Data supplied:
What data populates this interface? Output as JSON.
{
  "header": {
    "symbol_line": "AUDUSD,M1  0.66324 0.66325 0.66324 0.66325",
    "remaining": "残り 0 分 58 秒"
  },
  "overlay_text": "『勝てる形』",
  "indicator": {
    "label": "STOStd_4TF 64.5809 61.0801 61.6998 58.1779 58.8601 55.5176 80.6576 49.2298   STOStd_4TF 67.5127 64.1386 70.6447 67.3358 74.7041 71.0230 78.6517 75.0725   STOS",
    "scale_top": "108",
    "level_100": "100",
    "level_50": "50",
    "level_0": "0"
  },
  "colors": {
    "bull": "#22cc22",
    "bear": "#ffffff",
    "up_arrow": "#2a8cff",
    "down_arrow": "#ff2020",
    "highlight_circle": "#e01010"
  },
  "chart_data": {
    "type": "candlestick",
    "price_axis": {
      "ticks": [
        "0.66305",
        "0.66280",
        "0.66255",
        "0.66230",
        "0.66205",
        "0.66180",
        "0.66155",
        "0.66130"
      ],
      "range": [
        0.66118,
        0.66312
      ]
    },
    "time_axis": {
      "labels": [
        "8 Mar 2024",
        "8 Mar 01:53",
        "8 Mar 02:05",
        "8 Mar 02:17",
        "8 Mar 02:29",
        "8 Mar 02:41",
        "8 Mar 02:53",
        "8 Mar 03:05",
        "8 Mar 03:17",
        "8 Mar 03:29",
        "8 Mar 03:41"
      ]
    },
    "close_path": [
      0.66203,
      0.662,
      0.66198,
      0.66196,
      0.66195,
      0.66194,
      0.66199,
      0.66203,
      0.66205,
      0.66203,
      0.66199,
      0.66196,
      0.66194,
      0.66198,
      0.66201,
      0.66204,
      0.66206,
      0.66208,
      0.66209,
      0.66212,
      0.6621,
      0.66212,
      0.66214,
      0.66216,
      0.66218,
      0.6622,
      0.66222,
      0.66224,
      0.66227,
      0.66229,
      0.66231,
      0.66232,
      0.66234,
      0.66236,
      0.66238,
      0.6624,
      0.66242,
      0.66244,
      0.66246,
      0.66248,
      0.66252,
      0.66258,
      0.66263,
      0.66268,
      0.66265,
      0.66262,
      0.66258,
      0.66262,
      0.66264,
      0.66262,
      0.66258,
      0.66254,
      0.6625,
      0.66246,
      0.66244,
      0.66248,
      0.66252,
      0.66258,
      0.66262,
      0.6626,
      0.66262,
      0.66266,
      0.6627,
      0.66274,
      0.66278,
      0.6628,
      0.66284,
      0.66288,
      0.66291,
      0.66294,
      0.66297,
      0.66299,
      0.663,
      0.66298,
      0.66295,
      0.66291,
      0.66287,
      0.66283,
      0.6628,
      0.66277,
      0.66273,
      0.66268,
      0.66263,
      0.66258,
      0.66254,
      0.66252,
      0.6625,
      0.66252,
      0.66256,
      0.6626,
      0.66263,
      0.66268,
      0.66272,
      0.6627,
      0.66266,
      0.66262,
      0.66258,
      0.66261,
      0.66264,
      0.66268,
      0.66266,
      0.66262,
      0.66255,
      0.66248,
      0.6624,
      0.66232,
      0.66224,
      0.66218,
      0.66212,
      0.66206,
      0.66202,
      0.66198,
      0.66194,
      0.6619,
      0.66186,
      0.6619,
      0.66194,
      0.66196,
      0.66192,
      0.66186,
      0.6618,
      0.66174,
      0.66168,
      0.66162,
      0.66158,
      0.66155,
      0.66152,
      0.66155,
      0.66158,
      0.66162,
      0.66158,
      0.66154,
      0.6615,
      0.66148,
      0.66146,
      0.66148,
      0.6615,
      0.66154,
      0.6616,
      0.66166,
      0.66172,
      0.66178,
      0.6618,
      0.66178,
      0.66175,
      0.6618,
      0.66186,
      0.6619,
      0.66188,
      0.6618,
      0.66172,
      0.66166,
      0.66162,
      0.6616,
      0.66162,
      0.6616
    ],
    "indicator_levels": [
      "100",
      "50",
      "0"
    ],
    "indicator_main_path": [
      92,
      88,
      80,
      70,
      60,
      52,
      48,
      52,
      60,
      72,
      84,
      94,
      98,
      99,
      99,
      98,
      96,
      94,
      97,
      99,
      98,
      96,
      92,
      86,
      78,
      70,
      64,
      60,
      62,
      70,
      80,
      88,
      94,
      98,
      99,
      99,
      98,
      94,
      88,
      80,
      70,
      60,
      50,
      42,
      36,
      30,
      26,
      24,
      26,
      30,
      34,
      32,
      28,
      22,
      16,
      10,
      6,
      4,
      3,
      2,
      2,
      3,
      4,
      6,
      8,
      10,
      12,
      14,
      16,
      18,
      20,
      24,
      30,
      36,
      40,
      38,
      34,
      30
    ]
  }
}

What is required: Each entry above is to be set down again in exactly the same words.

Complete response:
What data populates this interface? Output as JSON.
{
  "header": {
    "symbol_line": "AUDUSD,M1  0.66324 0.66325 0.66324 0.66325",
    "remaining": "残り 0 分 58 秒"
  },
  "overlay_text": "『勝てる形』",
  "indicator": {
    "label": "STOStd_4TF 64.5809 61.0801 61.6998 58.1779 58.8601 55.5176 80.6576 49.2298   STOStd_4TF 67.5127 64.1386 70.6447 67.3358 74.7041 71.0230 78.6517 75.0725   STOS",
    "scale_top": "108",
    "level_100": "100",
    "level_50": "50",
    "level_0": "0"
  },
  "colors": {
    "bull": "#22cc22",
    "bear": "#ffffff",
    "up_arrow": "#2a8cff",
    "down_arrow": "#ff2020",
    "highlight_circle": "#e01010"
  },
  "chart_data": {
    "type": "candlestick",
    "price_axis": {
      "ticks": [
        "0.66305",
        "0.66280",
        "0.66255",
        "0.66230",
        "0.66205",
        "0.66180",
        "0.66155",
        "0.66130"
      ],
      "range": [
        0.66118,
        0.66312
      ]
    },
    "time_axis": {
      "labels": [
        "8 Mar 2024",
        "8 Mar 01:53",
        "8 Mar 02:05",
        "8 Mar 02:17",
        "8 Mar 02:29",
        "8 Mar 02:41",
        "8 Mar 02:53",
        "8 Mar 03:05",
        "8 Mar 03:17",
        "8 Mar 03:29",
        "8 Mar 03:41"
      ]
    },
    "close_path": [
      0.66203,
      0.662,
      0.66198,
      0.66196,
      0.66195,
      0.66194,
      0.66199,
      0.66203,
      0.66205,
      0.66203,
      0.66199,
      0.66196,
      0.66194,
      0.66198,
      0.66201,
      0.66204,
      0.66206,
      0.66208,
      0.66209,
      0.66212,
      0.6621,
      0.66212,
      0.66214,
      0.66216,
      0.66218,
      0.6622,
      0.66222,
      0.66224,
      0.66227,
      0.66229,
      0.66231,
      0.66232,
      0.66234,
      0.66236,
      0.66238,
      0.6624,
      0.66242,
      0.66244,
      0.66246,
      0.66248,
      0.66252,
      0.66258,
      0.66263,
      0.66268,
      0.66265,
      0.66262,
      0.66258,
      0.66262,
      0.66264,
      0.66262,
      0.66258,
      0.66254,
      0.6625,
      0.66246,
      0.66244,
      0.66248,
      0.66252,
      0.66258,
      0.66262,
      0.6626,
      0.66262,
      0.66266,
      0.6627,
      0.66274,
      0.66278,
      0.6628,
      0.66284,
      0.66288,
      0.66291,
      0.66294,
      0.66297,
      0.66299,
      0.663,
      0.66298,
      0.66295,
      0.66291,
      0.66287,
      0.66283,
      0.6628,
      0.66277,
      0.66273,
      0.66268,
      0.66263,
      0.66258,
      0.66254,
      0.66252,
      0.6625,
      0.66252,
      0.66256,
      0.6626,
      0.66263,
      0.66268,
      0.66272,
      0.6627,
      0.66266,
      0.66262,
      0.66258,
      0.66261,
      0.66264,
      0.66268,
      0.66266,
      0.66262,
      0.66255,
      0.66248,
      0.6624,
      0.66232,
      0.66224,
      0.66218,
      0.66212,
      0.66206,
      0.66202,
      0.66198,
      0.66194,
      0.6619,
      0.66186,
      0.6619,
      0.66194,
      0.66196,
      0.66192,
      0.66186,
      0.6618,
      0.66174,
      0.66168,
      0.66162,
      0.66158,
      0.66155,
      0.66152,
      0.66155,
      0.66158,
      0.66162,
      0.66158,
      0.66154,
      0.6615,
      0.66148,
      0.66146,
      0.66148,
      0.6615,
      0.66154,
      0.6616,
      0.66166,
      0.66172,
      0.66178,
      0.6618,
      0.66178,
      0.66175,
      0.6618,
      0.66186,
      0.6619,
      0.66188,
      0.6618,
      0.66172,
      0.66166,
      0.66162,
      0.6616,
      0.66162,
      0.6616
    ],
    "indicator_levels": [
      "100",
      "50",
      "0"
    ],
    "indicator_main_path": [
      92,
      88,
      80,
      70,
      60,
      52,
      48,
      52,
      60,
      72,
      84,
      94,
      98,
      99,
      99,
      98,
      96,
      94,
      97,
      99,
      98,
      96,
      92,
      86,
      78,
      70,
      64,
      60,
      62,
      70,
      80,
      88,
      94,
      98,
      99,
      99,
      98,
      94,
      88,
      80,
      70,
      60,
      50,
      42,
      36,
      30,
      26,
      24,
      26,
      30,
      34,
      32,
      28,
      22,
      16,
      10,
      6,
      4,
      3,
      2,
      2,
      3,
      4,
      6,
      8,
      10,
      12,
      14,
      16,
      18,
      20,
      24,
      30,
      36,
      40,
      38,
      34,
      30
    ]
  }
}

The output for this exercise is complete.